(Stored data entries)
***

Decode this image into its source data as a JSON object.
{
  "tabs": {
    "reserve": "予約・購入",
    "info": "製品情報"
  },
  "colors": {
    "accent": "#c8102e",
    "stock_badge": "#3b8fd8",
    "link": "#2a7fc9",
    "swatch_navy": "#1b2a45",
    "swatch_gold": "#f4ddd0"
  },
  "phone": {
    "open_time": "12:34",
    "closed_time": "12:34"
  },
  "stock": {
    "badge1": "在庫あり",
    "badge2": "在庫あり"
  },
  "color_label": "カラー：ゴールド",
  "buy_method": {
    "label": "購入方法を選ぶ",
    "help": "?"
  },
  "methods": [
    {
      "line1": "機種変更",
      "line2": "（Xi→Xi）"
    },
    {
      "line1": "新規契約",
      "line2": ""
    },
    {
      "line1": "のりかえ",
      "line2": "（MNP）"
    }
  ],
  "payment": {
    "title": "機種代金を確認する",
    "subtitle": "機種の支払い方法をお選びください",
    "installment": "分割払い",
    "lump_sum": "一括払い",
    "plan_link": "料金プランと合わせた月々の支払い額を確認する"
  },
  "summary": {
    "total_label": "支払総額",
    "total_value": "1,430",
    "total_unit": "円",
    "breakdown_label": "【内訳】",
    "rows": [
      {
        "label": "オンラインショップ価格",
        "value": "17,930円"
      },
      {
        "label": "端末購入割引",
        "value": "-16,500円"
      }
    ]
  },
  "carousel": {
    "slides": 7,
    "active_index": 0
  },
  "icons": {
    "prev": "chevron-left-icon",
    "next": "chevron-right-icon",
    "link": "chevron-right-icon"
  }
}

***

Problem details: Print the complete listing again, exactly as it stands.

Answer to this exercise:
Decode this image into its source data as a JSON object.
{
  "tabs": {
    "reserve": "予約・購入",
    "info": "製品情報"
  },
  "colors": {
    "accent": "#c8102e",
    "stock_badge": "#3b8fd8",
    "link": "#2a7fc9",
    "swatch_navy": "#1b2a45",
    "swatch_gold": "#f4ddd0"
  },
  "phone": {
    "open_time": "12:34",
    "closed_time": "12:34"
  },
  "stock": {
    "badge1": "在庫あり",
    "badge2": "在庫あり"
  },
  "color_label": "カラー：ゴールド",
  "buy_method": {
    "label": "購入方法を選ぶ",
    "help": "?"
  },
  "methods": [
    {
      "line1": "機種変更",
      "line2": "（Xi→Xi）"
    },
    {
      "line1": "新規契約",
      "line2": ""
    },
    {
      "line1": "のりかえ",
      "line2": "（MNP）"
    }
  ],
  "payment": {
    "title": "機種代金を確認する",
    "subtitle": "機種の支払い方法をお選びください",
    "installment": "分割払い",
    "lump_sum": "一括払い",
    "plan_link": "料金プランと合わせた月々の支払い額を確認する"
  },
  "summary": {
    "total_label": "支払総額",
    "total_value": "1,430",
    "total_unit": "円",
    "breakdown_label": "【内訳】",
    "rows": [
      {
        "label": "オンラインショップ価格",
        "value": "17,930円"
      },
      {
        "label": "端末購入割引",
        "value": "-16,500円"
      }
    ]
  },
  "carousel": {
    "slides": 7,
    "active_index": 0
  },
  "icons": {
    "prev": "chevron-left-icon",
    "next": "chevron-right-icon",
    "link": "chevron-right-icon"
  }
}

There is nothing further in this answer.